Excerpted text:
Translated by Mary Williamson, May 2018

Based on the document sent, APW OW 208 Mathieu.


Four sheets of paper, measuring 212x173 mm, forming sixteen pages, fifteen of which are written on.


[p.1]
Wallis 3rd August 1948.


My Very Reverend Father,
[1]
I regret that time does not allow me to write you a very long letter this time. I would need to go into great detail to share with you the thoughts raised by your letter and that of Reverend Father Calinon, that I have just read for the first time in the Annals. Before that I had no knowledge of them. Nothing touches me more deeply, my Reverend Father, than to see the paternal solicitude that you have for us and the difficulty that you have in clearly understanding our position. How can I depict for you in a letter a situation so different from that in which one finds oneself in Europe. How can I show you the good and bad sides of it, the difficulties and the resources that one finds here, all the possible and impossible improvements, all the practical and impractical measures. For that one would require not a letter but a volume. Also it would have to be written by an older person very used to the country and whose judgement would not be influenced by too sombre or too positive an imagination.

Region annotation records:
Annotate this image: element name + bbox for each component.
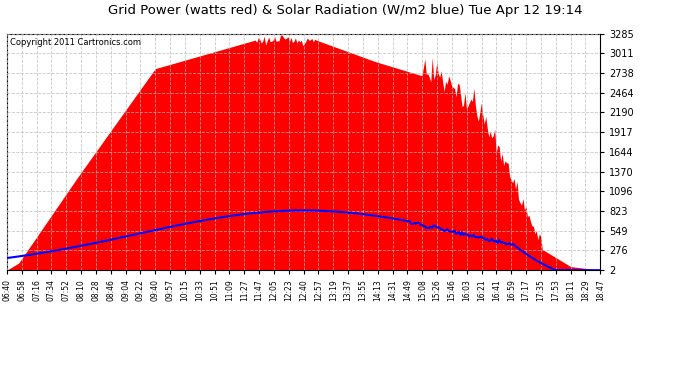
Text: Copyright 2011 Cartronics.com: Copyright 2011 Cartronics.com	[10, 39, 141, 48]
Text: Grid Power (watts red) & Solar Radiation (W/m2 blue) Tue Apr 12 19:14: Grid Power (watts red) & Solar Radiation…	[108, 4, 582, 17]
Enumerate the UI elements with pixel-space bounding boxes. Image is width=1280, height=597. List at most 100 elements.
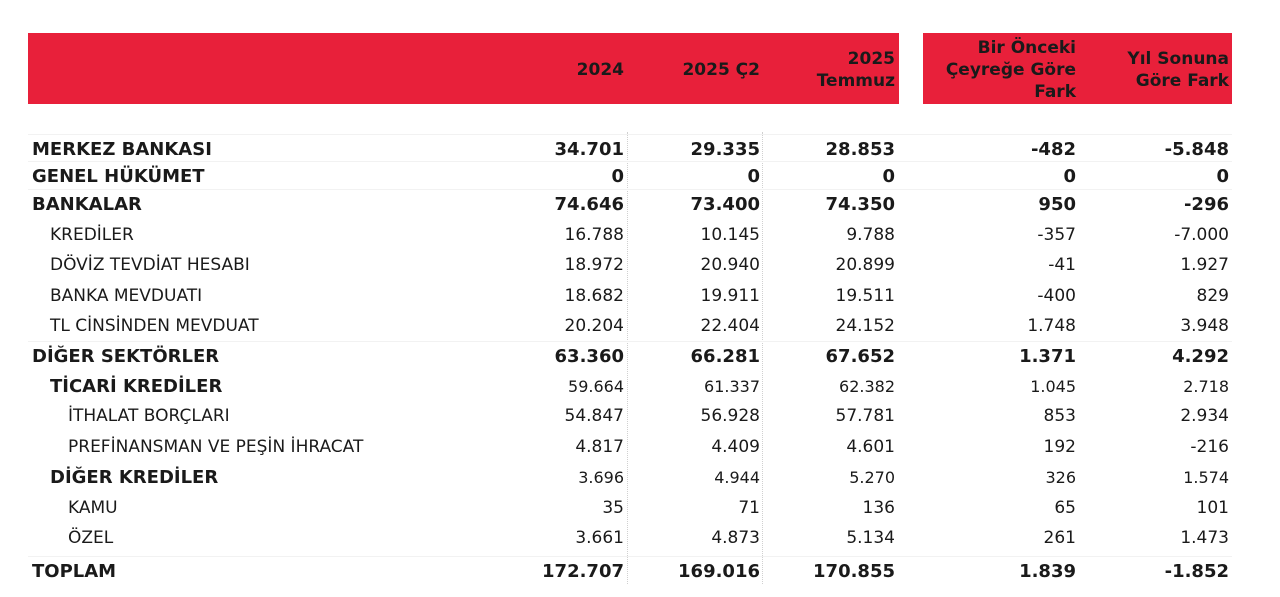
row-label: BANKALAR	[32, 194, 142, 215]
cell-value: 170.855	[813, 561, 895, 582]
cell-value: 1.748	[1027, 316, 1076, 336]
table-row: TİCARİ KREDİLER 59.664 61.337 62.382 1.045 2.…	[28, 372, 1232, 401]
cell-value: 74.350	[825, 194, 895, 215]
cell-value: 59.664	[568, 377, 624, 396]
cell-value: 0	[882, 166, 895, 187]
row-label: TL CİNSİNDEN MEVDUAT	[50, 316, 259, 336]
cell-value: -5.848	[1164, 139, 1229, 160]
cell-value: 20.204	[564, 316, 624, 336]
cell-value: 5.134	[846, 528, 895, 548]
cell-value: 71	[738, 498, 760, 518]
cell-value: 2.718	[1183, 377, 1229, 396]
cell-value: -296	[1183, 194, 1229, 215]
header-band-main	[28, 33, 899, 104]
table-row: İTHALAT BORÇLARI 54.847 56.928 57.781 853 2.9…	[28, 402, 1232, 431]
row-label: GENEL HÜKÜMET	[32, 166, 205, 187]
row-label: DİĞER SEKTÖRLER	[32, 346, 220, 367]
column-divider	[627, 132, 628, 584]
cell-value: 169.016	[678, 561, 760, 582]
cell-value: 28.853	[825, 139, 895, 160]
cell-value: 18.682	[564, 286, 624, 306]
header-yearend-diff: Yıl Sonuna Göre Fark	[1127, 48, 1229, 91]
cell-value: 2.934	[1180, 406, 1229, 426]
cell-value: 19.511	[835, 286, 895, 306]
cell-value: -41	[1048, 255, 1076, 275]
cell-value: 5.270	[849, 468, 895, 487]
cell-value: 261	[1043, 528, 1076, 548]
cell-value: -216	[1190, 437, 1229, 457]
cell-value: 24.152	[835, 316, 895, 336]
row-label: DÖVİZ TEVDİAT HESABI	[50, 255, 250, 275]
cell-value: 35	[602, 498, 624, 518]
row-label: KAMU	[68, 498, 118, 518]
cell-value: 65	[1054, 498, 1076, 518]
cell-value: 326	[1045, 468, 1076, 487]
row-label: TİCARİ KREDİLER	[50, 376, 223, 397]
cell-value: 0	[747, 166, 760, 187]
cell-value: 9.788	[846, 225, 895, 245]
row-label: MERKEZ BANKASI	[32, 139, 212, 160]
table-row: TL CİNSİNDEN MEVDUAT 20.204 22.404 24.152 1.…	[28, 312, 1232, 341]
table-row: GENEL HÜKÜMET 0 0 0 0 0	[28, 161, 1232, 191]
table-row: ÖZEL 3.661 4.873 5.134 261 1.473	[28, 524, 1232, 553]
row-label: KREDİLER	[50, 225, 134, 245]
cell-value: 29.335	[690, 139, 760, 160]
row-label: PREFİNANSMAN VE PEŞİN İHRACAT	[68, 437, 364, 457]
header-2025-july: 2025 Temmuz	[816, 48, 895, 91]
cell-value: 4.817	[575, 437, 624, 457]
cell-value: 66.281	[690, 346, 760, 367]
cell-value: 0	[1216, 166, 1229, 187]
cell-value: 54.847	[564, 406, 624, 426]
cell-value: 1.045	[1030, 377, 1076, 396]
cell-value: 57.781	[835, 406, 895, 426]
cell-value: 20.899	[835, 255, 895, 275]
header-band-diff	[923, 33, 1232, 104]
table-row: DİĞER SEKTÖRLER 63.360 66.281 67.652 1.371 4.…	[28, 341, 1232, 371]
cell-value: 62.382	[839, 377, 895, 396]
cell-value: -1.852	[1164, 561, 1229, 582]
cell-value: 0	[611, 166, 624, 187]
cell-value: -357	[1037, 225, 1076, 245]
cell-value: 3.661	[575, 528, 624, 548]
table-row: KAMU 35 71 136 65 101	[28, 494, 1232, 523]
cell-value: 192	[1043, 437, 1076, 457]
table-row: BANKA MEVDUATI 18.682 19.911 19.511 -400 829	[28, 282, 1232, 311]
cell-value: 3.696	[578, 468, 624, 487]
header-quarter-diff: Bir Önceki Çeyreğe Göre Fark	[945, 37, 1076, 102]
cell-value: -482	[1030, 139, 1076, 160]
column-divider	[762, 132, 763, 584]
cell-value: 16.788	[564, 225, 624, 245]
cell-value: 20.940	[700, 255, 760, 275]
cell-value: 4.944	[714, 468, 760, 487]
cell-value: 1.473	[1180, 528, 1229, 548]
cell-value: 10.145	[700, 225, 760, 245]
cell-value: 18.972	[564, 255, 624, 275]
cell-value: 67.652	[825, 346, 895, 367]
cell-value: 4.292	[1172, 346, 1229, 367]
row-label: BANKA MEVDUATI	[50, 286, 203, 306]
cell-value: 136	[862, 498, 895, 518]
table-row: PREFİNANSMAN VE PEŞİN İHRACAT 4.817 4.409 4…	[28, 433, 1232, 462]
header-2024: 2024	[576, 59, 624, 80]
cell-value: 1.927	[1180, 255, 1229, 275]
cell-value: 56.928	[700, 406, 760, 426]
table-row: KREDİLER 16.788 10.145 9.788 -357 -7.000	[28, 221, 1232, 250]
cell-value: 3.948	[1180, 316, 1229, 336]
cell-value: -400	[1037, 286, 1076, 306]
cell-value: 0	[1063, 166, 1076, 187]
cell-value: 61.337	[704, 377, 760, 396]
cell-value: 853	[1043, 406, 1076, 426]
cell-value: 73.400	[690, 194, 760, 215]
cell-value: 950	[1038, 194, 1076, 215]
cell-value: 1.839	[1019, 561, 1076, 582]
cell-value: 1.371	[1019, 346, 1076, 367]
table-row: TOPLAM 172.707 169.016 170.855 1.839 -1.852	[28, 556, 1232, 586]
cell-value: -7.000	[1174, 225, 1229, 245]
cell-value: 22.404	[700, 316, 760, 336]
cell-value: 4.873	[711, 528, 760, 548]
row-label: ÖZEL	[68, 528, 114, 548]
cell-value: 1.574	[1183, 468, 1229, 487]
cell-value: 172.707	[542, 561, 624, 582]
cell-value: 74.646	[554, 194, 624, 215]
row-label: TOPLAM	[32, 561, 117, 582]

Brief 1:
In the letter from Wallis, what does the writer say one would need, instead of a letter, to depict the situation there?
Brief 2:
Write a continuation of the letter from Wallis, picking up right after its final sentence.

Task result 1:
Not a letter but a volume.

Task result 2:
[2]
I have just now read Father Calinon’s letter. It seemed to me to present things in far too dark a manner, exaggerated in almost every aspect and false in several instances (for example, in the story of the Bishop asking the King of Wallis for the leftovers from his pigs). This good Father has written under the impression, experienced by all the Europeans and even the missionaries after a certain time in residence in these islands, that they are still in the era of set European ideas and begin to notice the contrast between the customs and ideas of the inhabitants and the ideas to which they have been accustomed themselves. We have great difficulty in sympathising with them. The imagination grows, they detest them, they only see evil in them. There is not a person coming here who is not more or less exposed to these sentiments. Thoughtfulness comes later and one then sees here, as elsewhere, a combination of good and bad. There are few faults here that do not also exist in Europe and there are in Europe many vices that do not exist here. If one made an even and unprejudiced balance, I do not know if the advantage would not be overall in favour of the residents of Oceania. As for me, it seems that their way of living is closer to the principles of the Gospels than that of all our industrialists and supposedly civilised people in France who know no other God than gold and money and no other goals from their work but material wellbeing.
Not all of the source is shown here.